▶ [INFORMATION PROVIDED]
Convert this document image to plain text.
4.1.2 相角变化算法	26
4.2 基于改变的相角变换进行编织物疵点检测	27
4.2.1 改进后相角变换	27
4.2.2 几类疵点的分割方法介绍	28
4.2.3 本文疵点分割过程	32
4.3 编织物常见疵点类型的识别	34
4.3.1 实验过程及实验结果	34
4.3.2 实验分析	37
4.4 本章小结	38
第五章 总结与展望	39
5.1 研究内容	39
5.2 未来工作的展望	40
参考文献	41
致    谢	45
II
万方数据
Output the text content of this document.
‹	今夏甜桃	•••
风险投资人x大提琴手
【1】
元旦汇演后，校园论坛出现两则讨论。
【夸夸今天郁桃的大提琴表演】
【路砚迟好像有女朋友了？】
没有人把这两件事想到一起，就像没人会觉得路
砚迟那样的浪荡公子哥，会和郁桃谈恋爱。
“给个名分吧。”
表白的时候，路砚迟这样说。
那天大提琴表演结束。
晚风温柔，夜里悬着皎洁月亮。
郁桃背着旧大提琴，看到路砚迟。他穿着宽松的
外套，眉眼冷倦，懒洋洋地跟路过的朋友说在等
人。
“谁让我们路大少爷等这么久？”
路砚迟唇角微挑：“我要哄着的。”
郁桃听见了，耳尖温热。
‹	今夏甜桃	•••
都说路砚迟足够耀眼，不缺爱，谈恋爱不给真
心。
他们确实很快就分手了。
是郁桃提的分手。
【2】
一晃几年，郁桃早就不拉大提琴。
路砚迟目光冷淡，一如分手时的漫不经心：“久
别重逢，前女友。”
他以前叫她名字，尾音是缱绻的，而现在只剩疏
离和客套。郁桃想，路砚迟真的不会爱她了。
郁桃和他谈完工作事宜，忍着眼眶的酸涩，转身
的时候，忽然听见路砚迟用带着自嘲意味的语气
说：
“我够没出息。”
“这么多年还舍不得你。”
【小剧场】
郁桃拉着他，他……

▶ [WRITTEN REQUEST]
Everything from the line containing "Output the text content of this document." to the last line of the entries above should be quoted exactly, and only that.

▶ [SOLUTION TO THIS PROBLEM]
Output the text content of this document.
‹	今夏甜桃	•••
风险投资人x大提琴手
【1】
元旦汇演后，校园论坛出现两则讨论。
【夸夸今天郁桃的大提琴表演】
【路砚迟好像有女朋友了？】
没有人把这两件事想到一起，就像没人会觉得路
砚迟那样的浪荡公子哥，会和郁桃谈恋爱。
“给个名分吧。”
表白的时候，路砚迟这样说。
那天大提琴表演结束。
晚风温柔，夜里悬着皎洁月亮。
郁桃背着旧大提琴，看到路砚迟。他穿着宽松的
外套，眉眼冷倦，懒洋洋地跟路过的朋友说在等
人。
“谁让我们路大少爷等这么久？”
路砚迟唇角微挑：“我要哄着的。”
郁桃听见了，耳尖温热。
‹	今夏甜桃	•••
都说路砚迟足够耀眼，不缺爱，谈恋爱不给真
心。
他们确实很快就分手了。
是郁桃提的分手。
【2】
一晃几年，郁桃早就不拉大提琴。
路砚迟目光冷淡，一如分手时的漫不经心：“久
别重逢，前女友。”
他以前叫她名字，尾音是缱绻的，而现在只剩疏
离和客套。郁桃想，路砚迟真的不会爱她了。
郁桃和他谈完工作事宜，忍着眼眶的酸涩，转身
的时候，忽然听见路砚迟用带着自嘲意味的语气
说：
“我够没出息。”
“这么多年还舍不得你。”
【小剧场】
郁桃拉着他，他……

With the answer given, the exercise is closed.